ページの先頭です

このページは、ホームの中の医療従事者向け情報の中の病態別栄養関連情報の中の半固形化のページです。

半固形化

固形化とは

流動食をゲル化し 重力に抗してその形態が保たれる硬さにすること。
(ゲル化とは液体が流動性を失い、多少の弾性と硬さを持って固化した事を意味する)

半固形化とは

流動食でみられる問題点を軽減すべく、とろみ調整食品などで流動食の粘度を増強し硬度を保持すること。
最近、増えてきたあらかじめ粘度を増強した栄養製品は半固形化流動食と呼ばれている。

液体流動食の問題点

胃瘻PEGハンドブックより. 蟹江治郎. 医学書院, 2002

半固形栄養の有用性

合田文則先生(香川大学医学部附属病院総合診療部准教授)は、胃瘻からの半固形短時間注入法を考案したが、本法においては、半固形化により胃食道逆流や瘻孔からの逆流が防止できることに加え、半固形食物を短時間に一度に注入することにより、胃本来の貯留能が発揮され、蠕動運動に乗った胃内容物の十二指腸への排出といった生理的な消化管運動が得られ、消化管ホルモン分泌や正常な神経反射が惹起されるという。
その結果、

  • 食後の過血糖やガストリンの過剰分泌の防止
  • 胃食道逆流が防止され、誤嚥性肺炎が減少
  • 患者のリハビリ時間の確保→QOLの向上
  • 介護者の負担減による経済効果

などの点でエビデンスが得られたと報告している。

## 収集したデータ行
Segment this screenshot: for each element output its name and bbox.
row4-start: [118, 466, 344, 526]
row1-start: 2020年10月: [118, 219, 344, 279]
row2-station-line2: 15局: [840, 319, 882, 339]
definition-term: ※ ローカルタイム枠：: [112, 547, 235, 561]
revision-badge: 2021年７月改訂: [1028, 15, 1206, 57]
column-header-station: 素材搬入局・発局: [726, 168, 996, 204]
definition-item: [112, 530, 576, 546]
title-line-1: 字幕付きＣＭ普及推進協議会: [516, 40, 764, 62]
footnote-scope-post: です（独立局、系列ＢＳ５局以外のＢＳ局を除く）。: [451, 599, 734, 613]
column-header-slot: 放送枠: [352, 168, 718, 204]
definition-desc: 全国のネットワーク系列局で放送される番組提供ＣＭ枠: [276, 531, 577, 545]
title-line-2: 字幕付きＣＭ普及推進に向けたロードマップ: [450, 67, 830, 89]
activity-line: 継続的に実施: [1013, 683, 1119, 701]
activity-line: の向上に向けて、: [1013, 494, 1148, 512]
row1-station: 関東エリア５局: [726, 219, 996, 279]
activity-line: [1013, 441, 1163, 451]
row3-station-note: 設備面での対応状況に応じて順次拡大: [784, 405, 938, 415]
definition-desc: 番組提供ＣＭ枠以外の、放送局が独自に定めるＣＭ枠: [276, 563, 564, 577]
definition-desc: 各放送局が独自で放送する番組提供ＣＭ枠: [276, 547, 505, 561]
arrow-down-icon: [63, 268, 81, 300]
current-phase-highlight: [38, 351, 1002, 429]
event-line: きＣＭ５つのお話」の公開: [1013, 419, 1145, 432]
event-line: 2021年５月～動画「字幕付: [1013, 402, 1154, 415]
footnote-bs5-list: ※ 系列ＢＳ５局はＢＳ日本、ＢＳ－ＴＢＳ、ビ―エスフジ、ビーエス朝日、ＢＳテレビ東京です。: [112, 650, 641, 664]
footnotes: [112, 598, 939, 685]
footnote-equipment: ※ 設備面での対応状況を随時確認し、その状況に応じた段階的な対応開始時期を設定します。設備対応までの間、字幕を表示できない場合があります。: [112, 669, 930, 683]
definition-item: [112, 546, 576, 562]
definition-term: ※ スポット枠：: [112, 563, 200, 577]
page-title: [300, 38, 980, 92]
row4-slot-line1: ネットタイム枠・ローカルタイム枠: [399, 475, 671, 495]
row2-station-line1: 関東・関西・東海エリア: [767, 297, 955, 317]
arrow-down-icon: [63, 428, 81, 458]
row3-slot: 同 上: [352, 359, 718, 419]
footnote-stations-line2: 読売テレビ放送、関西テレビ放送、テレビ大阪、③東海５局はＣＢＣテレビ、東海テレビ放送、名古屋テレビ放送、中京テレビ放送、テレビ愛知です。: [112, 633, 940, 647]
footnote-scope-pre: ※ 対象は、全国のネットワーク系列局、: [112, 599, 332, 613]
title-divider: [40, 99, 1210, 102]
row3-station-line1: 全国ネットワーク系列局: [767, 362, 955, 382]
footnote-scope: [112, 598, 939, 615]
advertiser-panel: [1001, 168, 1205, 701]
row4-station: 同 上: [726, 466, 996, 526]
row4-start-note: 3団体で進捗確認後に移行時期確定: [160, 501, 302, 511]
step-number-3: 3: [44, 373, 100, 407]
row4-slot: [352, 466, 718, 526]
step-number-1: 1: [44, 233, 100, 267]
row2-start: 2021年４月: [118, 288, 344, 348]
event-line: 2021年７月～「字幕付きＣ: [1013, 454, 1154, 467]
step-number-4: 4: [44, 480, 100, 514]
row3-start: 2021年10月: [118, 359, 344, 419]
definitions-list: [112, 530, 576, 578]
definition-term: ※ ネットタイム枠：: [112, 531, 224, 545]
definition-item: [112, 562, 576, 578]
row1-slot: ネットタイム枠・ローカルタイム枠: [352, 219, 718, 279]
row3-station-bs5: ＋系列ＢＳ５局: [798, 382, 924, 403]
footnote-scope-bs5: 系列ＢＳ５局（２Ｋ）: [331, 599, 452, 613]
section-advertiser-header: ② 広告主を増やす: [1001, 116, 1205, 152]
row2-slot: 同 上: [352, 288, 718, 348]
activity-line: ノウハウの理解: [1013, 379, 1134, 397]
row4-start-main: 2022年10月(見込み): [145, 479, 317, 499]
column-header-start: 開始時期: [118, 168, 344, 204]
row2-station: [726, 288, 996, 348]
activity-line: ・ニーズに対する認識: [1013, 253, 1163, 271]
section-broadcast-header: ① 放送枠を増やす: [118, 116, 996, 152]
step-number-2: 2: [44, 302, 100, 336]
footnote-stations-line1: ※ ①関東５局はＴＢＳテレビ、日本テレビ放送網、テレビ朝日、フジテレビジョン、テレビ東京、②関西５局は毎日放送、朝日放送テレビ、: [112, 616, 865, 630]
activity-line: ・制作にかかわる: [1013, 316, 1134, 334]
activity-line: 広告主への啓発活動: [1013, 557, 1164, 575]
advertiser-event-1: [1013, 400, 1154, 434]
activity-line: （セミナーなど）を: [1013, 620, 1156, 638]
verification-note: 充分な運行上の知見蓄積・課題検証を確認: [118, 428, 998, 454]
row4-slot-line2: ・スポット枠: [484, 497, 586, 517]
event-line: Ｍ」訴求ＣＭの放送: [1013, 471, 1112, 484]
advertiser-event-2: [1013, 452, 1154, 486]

## 課題の目的
半固形化についての原文を、最後の文「などの点でエビデンスが得られたと報告している。」の後から書き継いでください。

## 解答
合田文則. 胃瘻からの半固形短時間摂取法ガイドブック. 医歯薬出版, 2006

ゲル化剤によるゲル化流動食

ゲル化剤とは

液体を流動性のないゼリー状に固める作用をもつ物質。ゼラチン、寒天、カラギナン、キサンタンガムなどがある。ゼラチンは体温で溶ける、寒天は硬くなりやすいなどそれぞれの利点・欠点をよく知って使用する必要がある。

とろみ調整食品とは

トロミ剤(増粘剤)とは

液体や食物にトロミ(粘性)をつける作用をもつ物質。
従来からある片栗粉や葛粉などは、水に溶かして材料と一緒に加熱するので時間を要するが、トロミ剤(増粘剤)には混ぜるだけでトロミをつけられるものもある。
トロミは、患者さんの状態に応じて粘度を調整する。
温度や時間の経過によって、粘度が変化するので注意を要する。
患者さんに召しあがってもらう前に必ず試食して味や硬さなど、トロミの状態をみること。

市販の固形化製品・半固形化

嚥下障害用に嚥下食としての特性(ゼリー状、ムース状、トロミ状など)を備えたものや、いわゆる栄養補助食品としてエネルギーやたんぱく質、微量元素などを補うための食品がある。両者を兼ね備えた製品も多数販売されており、用途に応じて選択するとよい。
調整の手間がなく、衛生的であるのが特長。